Aim:
How many of the lines contain the string "çıkartılır"? Give the number, with no other words.

Dataset entries:
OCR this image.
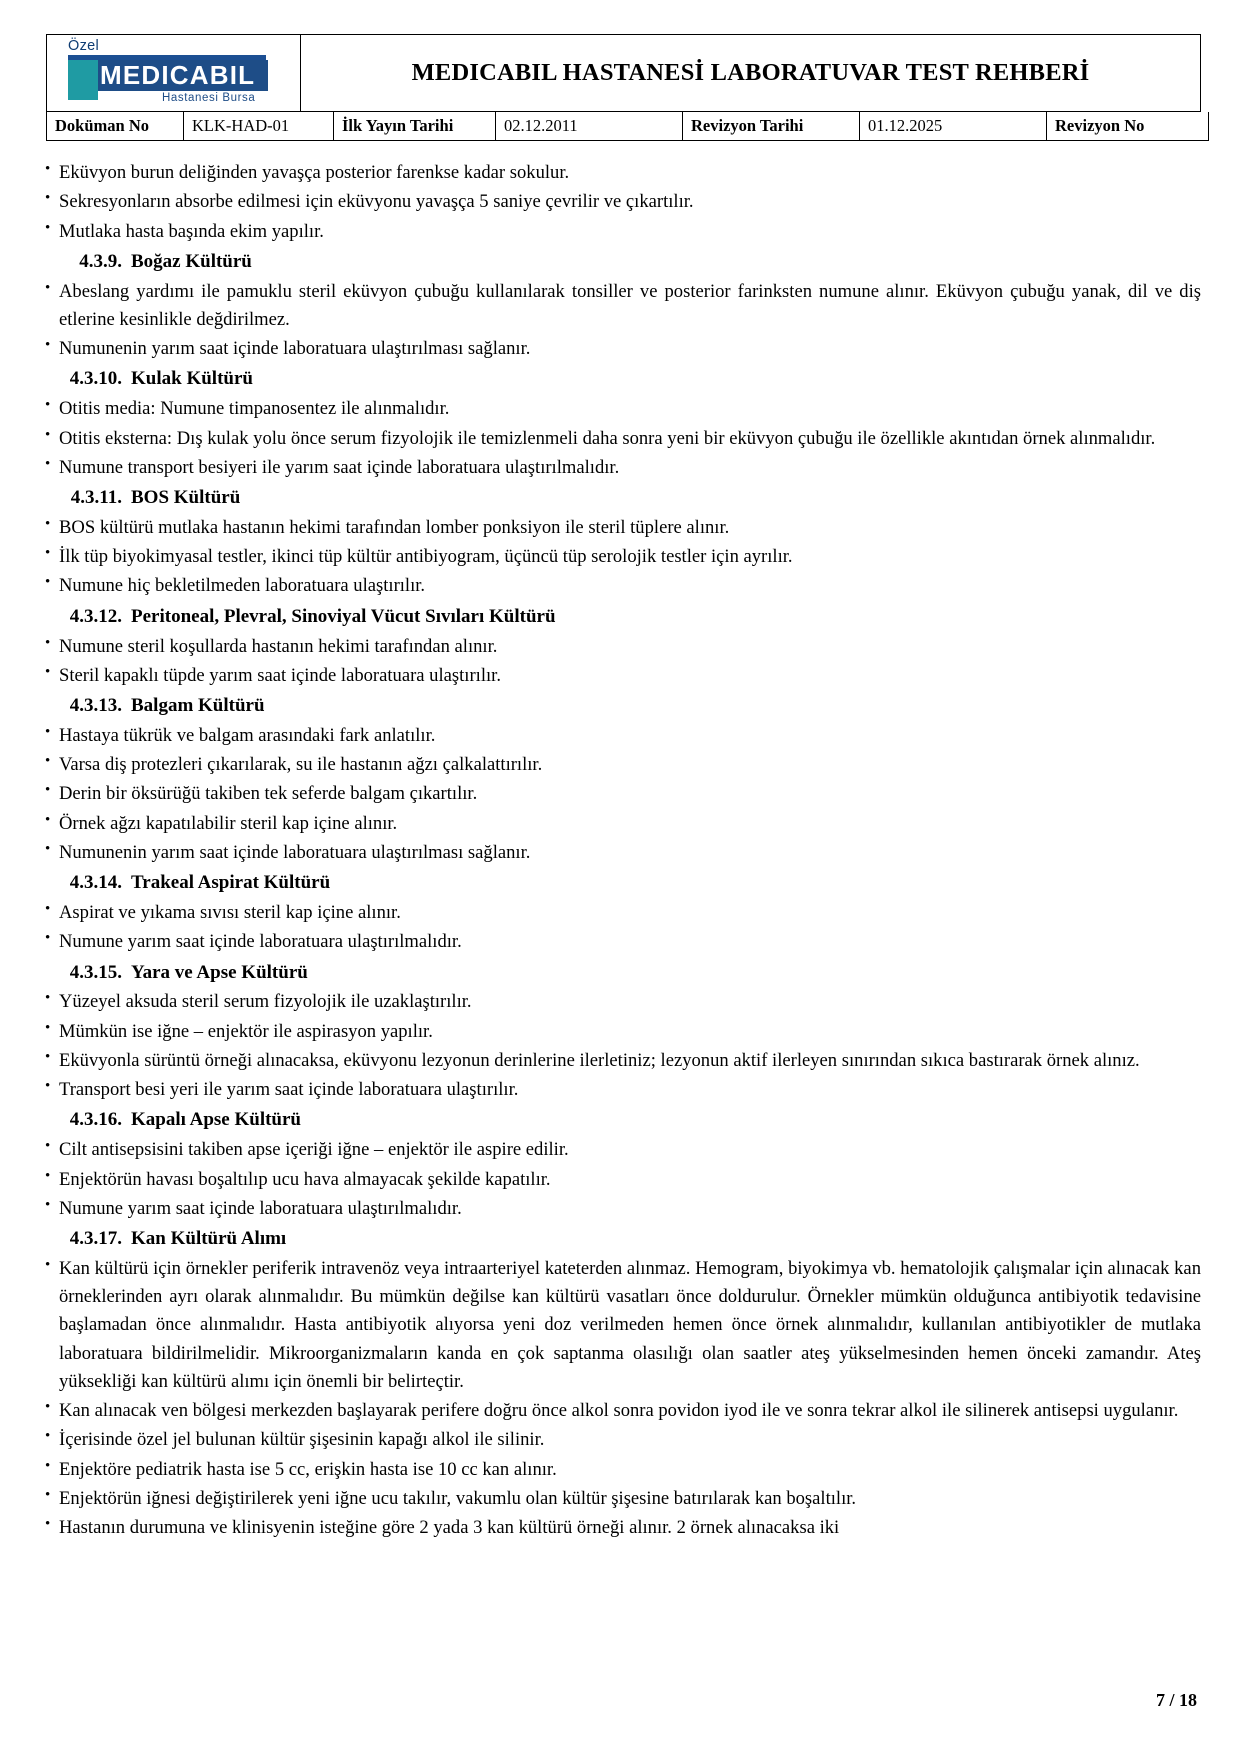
Özel
MEDICABIL
Hastanesi Bursa
	MEDICABIL HASTANESİ LABORATUVAR TEST REHBERİ
Doküman No	KLK-HAD-01	İlk Yayın Tarihi	02.12.2011	Revizyon Tarihi	01.12.2025	Revizyon No	
• Eküvyon burun deliğinden yavaşça posterior farenkse kadar sokulur.
• Sekresyonların absorbe edilmesi için eküvyonu yavaşça 5 saniye çevrilir ve çıkartılır.
• Mutlaka hasta başında ekim yapılır.
4.3.9. Boğaz Kültürü
• Abeslang yardımı ile pamuklu steril eküvyon çubuğu kullanılarak tonsiller ve posterior farinksten numune alınır. Eküvyon çubuğu yanak, dil ve diş etlerine kesinlikle değdirilmez.
• Numunenin yarım saat içinde laboratuara ulaştırılması sağlanır.
4.3.10. Kulak Kültürü
• Otitis media: Numune timpanosentez ile alınmalıdır.
• Otitis eksterna: Dış kulak yolu önce serum fizyolojik ile temizlenmeli daha sonra yeni bir eküvyon çubuğu ile özellikle akıntıdan örnek alınmalıdır.
• Numune transport besiyeri ile yarım saat içinde laboratuara ulaştırılmalıdır.
4.3.11. BOS Kültürü
• BOS kültürü mutlaka hastanın hekimi tarafından lomber ponksiyon ile steril tüplere alınır.
• İlk tüp biyokimyasal testler, ikinci tüp kültür antibiyogram, üçüncü tüp serolojik testler için ayrılır.
• Numune hiç bekletilmeden laboratuara ulaştırılır.
4.3.12. Peritoneal, Plevral, Sinoviyal Vücut Sıvıları Kültürü
• Numune steril koşullarda hastanın hekimi tarafından alınır.
• Steril kapaklı tüpde yarım saat içinde laboratuara ulaştırılır.
4.3.13. Balgam Kültürü
• Hastaya tükrük ve balgam arasındaki fark anlatılır.
• Varsa diş protezleri çıkarılarak, su ile hastanın ağzı çalkalattırılır.
• Derin bir öksürüğü takiben tek seferde balgam çıkartılır.
• Örnek ağzı kapatılabilir steril kap içine alınır.
• Numunenin yarım saat içinde laboratuara ulaştırılması sağlanır.
4.3.14. Trakeal Aspirat Kültürü
• Aspirat ve yıkama sıvısı steril kap içine alınır.
• Numune yarım saat içinde laboratuara ulaştırılmalıdır.
4.3.15. Yara ve Apse Kültürü
• Yüzeyel aksuda steril serum fizyolojik ile uzaklaştırılır.
• Mümkün ise iğne – enjektör ile aspirasyon yapılır.
• Eküvyonla sürüntü örneği alınacaksa, eküvyonu lezyonun derinlerine ilerletiniz; lezyonun aktif ilerleyen sınırından sıkıca bastırarak örnek alınız.
• Transport besi yeri ile yarım saat içinde laboratuara ulaştırılır.
4.3.16. Kapalı Apse Kültürü
• Cilt antisepsisini takiben apse içeriği iğne – enjektör ile aspire edilir.
• Enjektörün havası boşaltılıp ucu hava almayacak şekilde kapatılır.
• Numune yarım saat içinde laboratuara ulaştırılmalıdır.
4.3.17. Kan Kültürü Alımı
• Kan kültürü için örnekler periferik intravenöz veya intraarteriyel kateterden alınmaz. Hemogram, biyokimya vb. hematolojik çalışmalar için alınacak kan örneklerinden ayrı olarak alınmalıdır. Bu mümkün değilse kan kültürü vasatları önce doldurulur. Örnekler mümkün olduğunca antibiyotik tedavisine başlamadan önce alınmalıdır. Hasta antibiyotik alıyorsa yeni doz verilmeden hemen önce örnek alınmalıdır, kullanılan antibiyotikler de mutlaka laboratuara bildirilmelidir. Mikroorganizmaların kanda en çok saptanma olasılığı olan saatler ateş yükselmesinden hemen önceki zamandır. Ateş yüksekliği kan kültürü alımı için önemli bir belirteçtir.
• Kan alınacak ven bölgesi merkezden başlayarak perifere doğru önce alkol sonra povidon iyod ile ve sonra tekrar alkol ile silinerek antisepsi uygulanır.
• İçerisinde özel jel bulunan kültür şişesinin kapağı alkol ile silinir.
• Enjektöre pediatrik hasta ise 5 cc, erişkin hasta ise 10 cc kan alınır.
• Enjektörün iğnesi değiştirilerek yeni iğne ucu takılır, vakumlu olan kültür şişesine batırılarak kan boşaltılır.
• Hastanın durumuna ve klinisyenin isteğine göre 2 yada 3 kan kültürü örneği alınır. 2 örnek alınacaksa iki
7 / 18
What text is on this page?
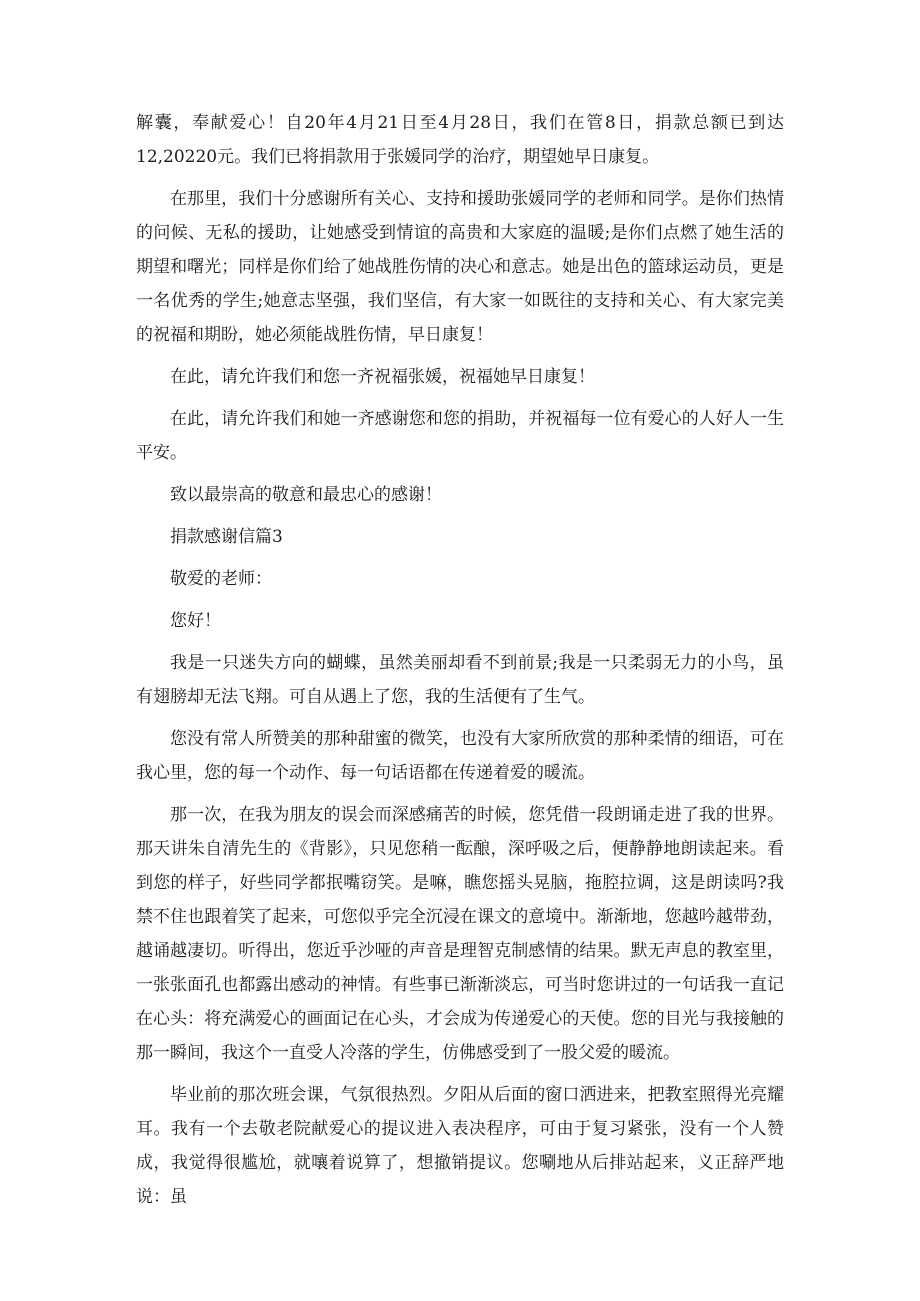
解囊，奉献爱心！自20年4月21日至4月28日，我们在管8日，捐款总额已到达12,20220元。我们已将捐款用于张媛同学的治疗，期望她早日康复。

在那里，我们十分感谢所有关心、支持和援助张媛同学的老师和同学。是你们热情的问候、无私的援助，让她感受到情谊的高贵和大家庭的温暖;是你们点燃了她生活的期望和曙光；同样是你们给了她战胜伤情的决心和意志。她是出色的篮球运动员，更是一名优秀的学生;她意志坚强，我们坚信，有大家一如既往的支持和关心、有大家完美的祝福和期盼，她必须能战胜伤情，早日康复！

在此，请允许我们和您一齐祝福张媛，祝福她早日康复！

在此，请允许我们和她一齐感谢您和您的捐助，并祝福每一位有爱心的人好人一生平安。

致以最崇高的敬意和最忠心的感谢！

捐款感谢信篇3

敬爱的老师：

您好！

我是一只迷失方向的蝴蝶，虽然美丽却看不到前景;我是一只柔弱无力的小鸟，虽有翅膀却无法飞翔。可自从遇上了您，我的生活便有了生气。

您没有常人所赞美的那种甜蜜的微笑，也没有大家所欣赏的那种柔情的细语，可在我心里，您的每一个动作、每一句话语都在传递着爱的暖流。

那一次，在我为朋友的误会而深感痛苦的时候，您凭借一段朗诵走进了我的世界。那天讲朱自清先生的《背影》，只见您稍一酝酿，深呼吸之后，便静静地朗读起来。看到您的样子，好些同学都抿嘴窃笑。是嘛，瞧您摇头晃脑，拖腔拉调，这是朗读吗?我禁不住也跟着笑了起来，可您似乎完全沉浸在课文的意境中。渐渐地，您越吟越带劲，越诵越凄切。听得出，您近乎沙哑的声音是理智克制感情的结果。默无声息的教室里，一张张面孔也都露出感动的神情。有些事已渐渐淡忘，可当时您讲过的一句话我一直记在心头：将充满爱心的画面记在心头，才会成为传递爱心的天使。您的目光与我接触的那一瞬间，我这个一直受人冷落的学生，仿佛感受到了一股父爱的暖流。

毕业前的那次班会课，气氛很热烈。夕阳从后面的窗口洒进来，把教室照得光亮耀耳。我有一个去敬老院献爱心的提议进入表决程序，可由于复习紧张，没有一个人赞成，我觉得很尴尬，就嚷着说算了，想撤销提议。您唰地从后排站起来，义正辞严地说：虽
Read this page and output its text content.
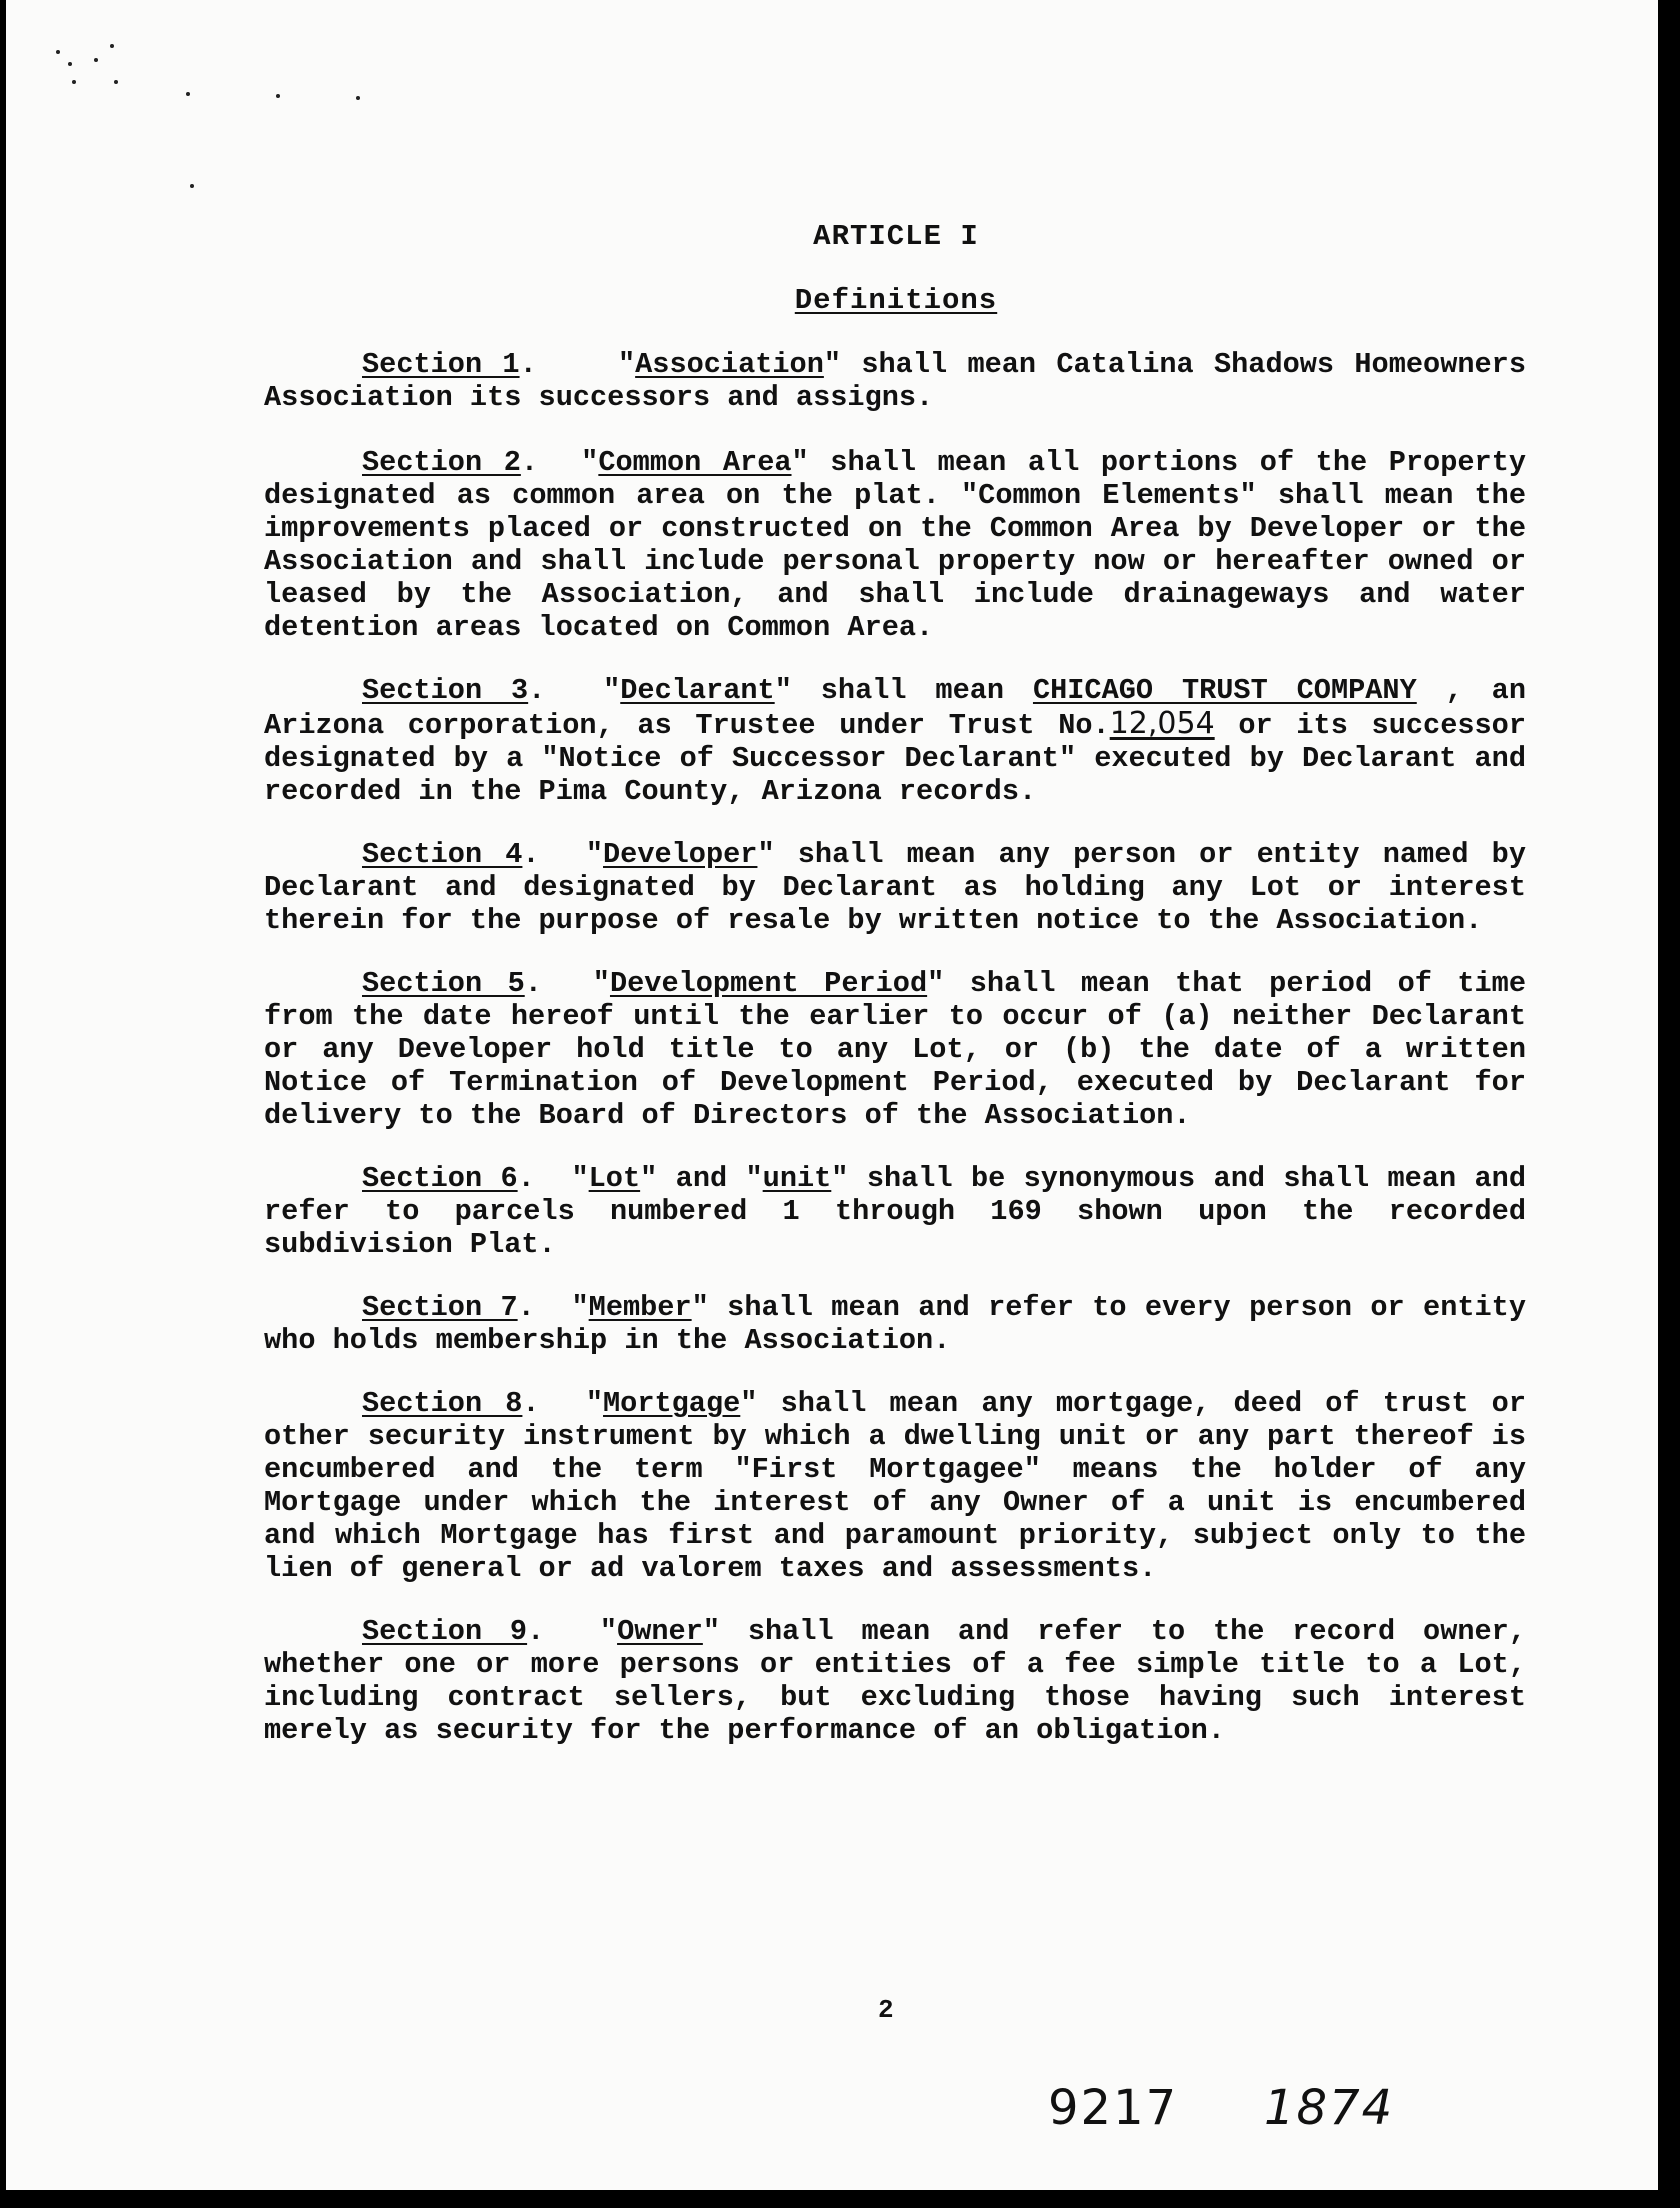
ARTICLE I
Definitions

Section 1.    "Association" shall mean Catalina Shadows Homeowners Association its successors and assigns.

Section 2.  "Common Area" shall mean all portions of the Property designated as common area on the plat. "Common Elements" shall mean the improvements placed or constructed on the Common Area by Developer or the Association and shall include personal property now or hereafter owned or leased by the Association, and shall include drainageways and water detention areas located on Common Area.

Section 3.  "Declarant" shall mean CHICAGO TRUST COMPANY , an Arizona corporation, as Trustee under Trust No.12,054 or its successor designated by a "Notice of Successor Declarant" executed by Declarant and recorded in the Pima County, Arizona records.

Section 4.  "Developer" shall mean any person or entity named by Declarant and designated by Declarant as holding any Lot or interest therein for the purpose of resale by written notice to the Association.

Section 5.  "Development Period" shall mean that period of time from the date hereof until the earlier to occur of (a) neither Declarant or any Developer hold title to any Lot, or (b) the date of a written Notice of Termination of Development Period, executed by Declarant for delivery to the Board of Directors of the Association.

Section 6.  "Lot" and "unit" shall be synonymous and shall mean and refer to parcels numbered 1 through 169 shown upon the recorded subdivision Plat.

Section 7.  "Member" shall mean and refer to every person or entity who holds membership in the Association.

Section 8.  "Mortgage" shall mean any mortgage, deed of trust or other security instrument by which a dwelling unit or any part thereof is encumbered and the term "First Mortgagee" means the holder of any Mortgage under which the interest of any Owner of a unit is encumbered and which Mortgage has first and paramount priority, subject only to the lien of general or ad valorem taxes and assessments.

Section 9.  "Owner" shall mean and refer to the record owner, whether one or more persons or entities of a fee simple title to a Lot, including contract sellers, but excluding those having such interest merely as security for the performance of an obligation.

2
9217 1874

Response below:
2